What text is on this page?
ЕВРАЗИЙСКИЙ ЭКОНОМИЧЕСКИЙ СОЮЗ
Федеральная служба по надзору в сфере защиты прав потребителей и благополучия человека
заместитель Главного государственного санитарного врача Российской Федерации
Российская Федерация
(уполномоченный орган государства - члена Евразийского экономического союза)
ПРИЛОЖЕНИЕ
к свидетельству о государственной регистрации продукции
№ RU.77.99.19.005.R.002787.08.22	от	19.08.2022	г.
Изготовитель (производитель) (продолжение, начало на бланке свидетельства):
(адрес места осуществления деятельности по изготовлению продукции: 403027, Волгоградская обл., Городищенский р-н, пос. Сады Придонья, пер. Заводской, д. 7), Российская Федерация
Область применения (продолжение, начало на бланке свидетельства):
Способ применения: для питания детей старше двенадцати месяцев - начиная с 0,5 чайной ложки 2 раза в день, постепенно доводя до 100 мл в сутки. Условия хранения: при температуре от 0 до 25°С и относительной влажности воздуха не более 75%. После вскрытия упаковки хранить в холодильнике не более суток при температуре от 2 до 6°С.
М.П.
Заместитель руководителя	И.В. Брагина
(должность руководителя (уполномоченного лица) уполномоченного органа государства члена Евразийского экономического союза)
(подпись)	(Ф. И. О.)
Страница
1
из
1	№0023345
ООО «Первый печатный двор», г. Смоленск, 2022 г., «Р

_ _ _ _

Set task: Your task is to retype all of the records exactly.

Solved problem:
What text is on this page?
ЕВРАЗИЙСКИЙ ЭКОНОМИЧЕСКИЙ СОЮЗ
Федеральная служба по надзору в сфере защиты прав потребителей и благополучия человека
заместитель Главного государственного санитарного врача Российской Федерации
Российская Федерация
(уполномоченный орган государства - члена Евразийского экономического союза)
ПРИЛОЖЕНИЕ
к свидетельству о государственной регистрации продукции
№ RU.77.99.19.005.R.002787.08.22	от	19.08.2022	г.
Изготовитель (производитель) (продолжение, начало на бланке свидетельства):
(адрес места осуществления деятельности по изготовлению продукции: 403027, Волгоградская обл., Городищенский р-н, пос. Сады Придонья, пер. Заводской, д. 7), Российская Федерация
Область применения (продолжение, начало на бланке свидетельства):
Способ применения: для питания детей старше двенадцати месяцев - начиная с 0,5 чайной ложки 2 раза в день, постепенно доводя до 100 мл в сутки. Условия хранения: при температуре от 0 до 25°С и относительной влажности воздуха не более 75%. После вскрытия упаковки хранить в холодильнике не более суток при температуре от 2 до 6°С.
М.П.
Заместитель руководителя	И.В. Брагина
(должность руководителя (уполномоченного лица) уполномоченного органа государства члена Евразийского экономического союза)
(подпись)	(Ф. И. О.)
Страница
1
из
1	№0023345
ООО «Первый печатный двор», г. Смоленск, 2022 г., «Р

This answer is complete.